(Dataset excerpt)
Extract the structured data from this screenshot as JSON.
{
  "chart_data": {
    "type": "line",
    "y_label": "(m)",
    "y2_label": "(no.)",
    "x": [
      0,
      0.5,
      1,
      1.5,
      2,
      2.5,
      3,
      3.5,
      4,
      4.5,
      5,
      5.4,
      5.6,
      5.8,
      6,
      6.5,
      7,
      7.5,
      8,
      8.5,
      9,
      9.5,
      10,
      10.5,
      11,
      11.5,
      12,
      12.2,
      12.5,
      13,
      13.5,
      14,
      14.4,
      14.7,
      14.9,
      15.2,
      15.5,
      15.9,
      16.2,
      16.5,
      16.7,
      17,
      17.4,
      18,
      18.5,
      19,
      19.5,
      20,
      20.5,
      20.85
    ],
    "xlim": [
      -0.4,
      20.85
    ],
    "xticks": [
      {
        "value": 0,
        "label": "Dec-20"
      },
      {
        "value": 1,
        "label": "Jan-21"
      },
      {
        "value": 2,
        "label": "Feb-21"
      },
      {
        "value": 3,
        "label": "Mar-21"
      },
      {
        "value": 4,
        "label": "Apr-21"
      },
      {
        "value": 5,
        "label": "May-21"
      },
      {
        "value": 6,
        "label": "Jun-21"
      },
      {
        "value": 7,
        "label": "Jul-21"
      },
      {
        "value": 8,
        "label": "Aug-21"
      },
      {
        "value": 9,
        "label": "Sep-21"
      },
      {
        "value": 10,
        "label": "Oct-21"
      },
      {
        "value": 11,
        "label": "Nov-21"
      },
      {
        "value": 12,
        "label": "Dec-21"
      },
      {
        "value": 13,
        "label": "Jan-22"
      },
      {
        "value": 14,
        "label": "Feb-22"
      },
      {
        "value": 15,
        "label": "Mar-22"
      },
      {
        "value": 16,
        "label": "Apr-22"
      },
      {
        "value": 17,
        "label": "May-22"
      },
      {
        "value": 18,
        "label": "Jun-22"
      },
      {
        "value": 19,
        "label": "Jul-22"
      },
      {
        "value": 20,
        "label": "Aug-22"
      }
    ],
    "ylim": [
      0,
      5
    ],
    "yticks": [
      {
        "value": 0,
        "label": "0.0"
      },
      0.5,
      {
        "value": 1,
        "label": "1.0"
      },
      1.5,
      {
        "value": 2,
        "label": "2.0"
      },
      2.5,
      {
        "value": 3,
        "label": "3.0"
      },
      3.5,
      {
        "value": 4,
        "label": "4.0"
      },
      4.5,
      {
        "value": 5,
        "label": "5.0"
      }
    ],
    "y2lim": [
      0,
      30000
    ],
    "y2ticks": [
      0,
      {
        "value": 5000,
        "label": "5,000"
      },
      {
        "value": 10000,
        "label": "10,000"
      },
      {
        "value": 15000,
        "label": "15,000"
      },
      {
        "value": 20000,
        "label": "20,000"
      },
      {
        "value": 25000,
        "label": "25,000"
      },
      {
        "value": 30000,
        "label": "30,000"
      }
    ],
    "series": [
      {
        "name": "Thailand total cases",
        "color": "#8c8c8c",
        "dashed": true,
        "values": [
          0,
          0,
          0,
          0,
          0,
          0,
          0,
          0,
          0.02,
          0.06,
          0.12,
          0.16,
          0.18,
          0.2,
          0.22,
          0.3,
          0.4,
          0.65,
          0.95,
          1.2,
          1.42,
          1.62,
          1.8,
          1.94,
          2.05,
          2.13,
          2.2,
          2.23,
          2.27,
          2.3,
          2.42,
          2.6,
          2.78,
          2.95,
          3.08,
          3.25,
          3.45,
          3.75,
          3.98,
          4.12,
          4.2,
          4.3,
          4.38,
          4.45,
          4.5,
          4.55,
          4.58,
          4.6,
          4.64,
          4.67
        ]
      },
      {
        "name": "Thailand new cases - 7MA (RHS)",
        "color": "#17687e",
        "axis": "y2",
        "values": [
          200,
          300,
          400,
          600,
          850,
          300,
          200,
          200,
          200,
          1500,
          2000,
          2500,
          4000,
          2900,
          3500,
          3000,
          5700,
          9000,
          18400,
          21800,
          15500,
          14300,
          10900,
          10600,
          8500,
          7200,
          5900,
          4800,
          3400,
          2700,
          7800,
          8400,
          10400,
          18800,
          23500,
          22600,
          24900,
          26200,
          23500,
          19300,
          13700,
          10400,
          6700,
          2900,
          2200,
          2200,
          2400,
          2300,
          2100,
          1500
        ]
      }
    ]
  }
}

§ **WORK REQUIRED**
Write the listing out again, exactly as shown above.

§ **TASK OUTPUT**
Extract the structured data from this screenshot as JSON.
{
  "chart_data": {
    "type": "line",
    "y_label": "(m)",
    "y2_label": "(no.)",
    "x": [
      0,
      0.5,
      1,
      1.5,
      2,
      2.5,
      3,
      3.5,
      4,
      4.5,
      5,
      5.4,
      5.6,
      5.8,
      6,
      6.5,
      7,
      7.5,
      8,
      8.5,
      9,
      9.5,
      10,
      10.5,
      11,
      11.5,
      12,
      12.2,
      12.5,
      13,
      13.5,
      14,
      14.4,
      14.7,
      14.9,
      15.2,
      15.5,
      15.9,
      16.2,
      16.5,
      16.7,
      17,
      17.4,
      18,
      18.5,
      19,
      19.5,
      20,
      20.5,
      20.85
    ],
    "xlim": [
      -0.4,
      20.85
    ],
    "xticks": [
      {
        "value": 0,
        "label": "Dec-20"
      },
      {
        "value": 1,
        "label": "Jan-21"
      },
      {
        "value": 2,
        "label": "Feb-21"
      },
      {
        "value": 3,
        "label": "Mar-21"
      },
      {
        "value": 4,
        "label": "Apr-21"
      },
      {
        "value": 5,
        "label": "May-21"
      },
      {
        "value": 6,
        "label": "Jun-21"
      },
      {
        "value": 7,
        "label": "Jul-21"
      },
      {
        "value": 8,
        "label": "Aug-21"
      },
      {
        "value": 9,
        "label": "Sep-21"
      },
      {
        "value": 10,
        "label": "Oct-21"
      },
      {
        "value": 11,
        "label": "Nov-21"
      },
      {
        "value": 12,
        "label": "Dec-21"
      },
      {
        "value": 13,
        "label": "Jan-22"
      },
      {
        "value": 14,
        "label": "Feb-22"
      },
      {
        "value": 15,
        "label": "Mar-22"
      },
      {
        "value": 16,
        "label": "Apr-22"
      },
      {
        "value": 17,
        "label": "May-22"
      },
      {
        "value": 18,
        "label": "Jun-22"
      },
      {
        "value": 19,
        "label": "Jul-22"
      },
      {
        "value": 20,
        "label": "Aug-22"
      }
    ],
    "ylim": [
      0,
      5
    ],
    "yticks": [
      {
        "value": 0,
        "label": "0.0"
      },
      0.5,
      {
        "value": 1,
        "label": "1.0"
      },
      1.5,
      {
        "value": 2,
        "label": "2.0"
      },
      2.5,
      {
        "value": 3,
        "label": "3.0"
      },
      3.5,
      {
        "value": 4,
        "label": "4.0"
      },
      4.5,
      {
        "value": 5,
        "label": "5.0"
      }
    ],
    "y2lim": [
      0,
      30000
    ],
    "y2ticks": [
      0,
      {
        "value": 5000,
        "label": "5,000"
      },
      {
        "value": 10000,
        "label": "10,000"
      },
      {
        "value": 15000,
        "label": "15,000"
      },
      {
        "value": 20000,
        "label": "20,000"
      },
      {
        "value": 25000,
        "label": "25,000"
      },
      {
        "value": 30000,
        "label": "30,000"
      }
    ],
    "series": [
      {
        "name": "Thailand total cases",
        "color": "#8c8c8c",
        "dashed": true,
        "values": [
          0,
          0,
          0,
          0,
          0,
          0,
          0,
          0,
          0.02,
          0.06,
          0.12,
          0.16,
          0.18,
          0.2,
          0.22,
          0.3,
          0.4,
          0.65,
          0.95,
          1.2,
          1.42,
          1.62,
          1.8,
          1.94,
          2.05,
          2.13,
          2.2,
          2.23,
          2.27,
          2.3,
          2.42,
          2.6,
          2.78,
          2.95,
          3.08,
          3.25,
          3.45,
          3.75,
          3.98,
          4.12,
          4.2,
          4.3,
          4.38,
          4.45,
          4.5,
          4.55,
          4.58,
          4.6,
          4.64,
          4.67
        ]
      },
      {
        "name": "Thailand new cases - 7MA (RHS)",
        "color": "#17687e",
        "axis": "y2",
        "values": [
          200,
          300,
          400,
          600,
          850,
          300,
          200,
          200,
          200,
          1500,
          2000,
          2500,
          4000,
          2900,
          3500,
          3000,
          5700,
          9000,
          18400,
          21800,
          15500,
          14300,
          10900,
          10600,
          8500,
          7200,
          5900,
          4800,
          3400,
          2700,
          7800,
          8400,
          10400,
          18800,
          23500,
          22600,
          24900,
          26200,
          23500,
          19300,
          13700,
          10400,
          6700,
          2900,
          2200,
          2200,
          2400,
          2300,
          2100,
          1500
        ]
      }
    ]
  }
}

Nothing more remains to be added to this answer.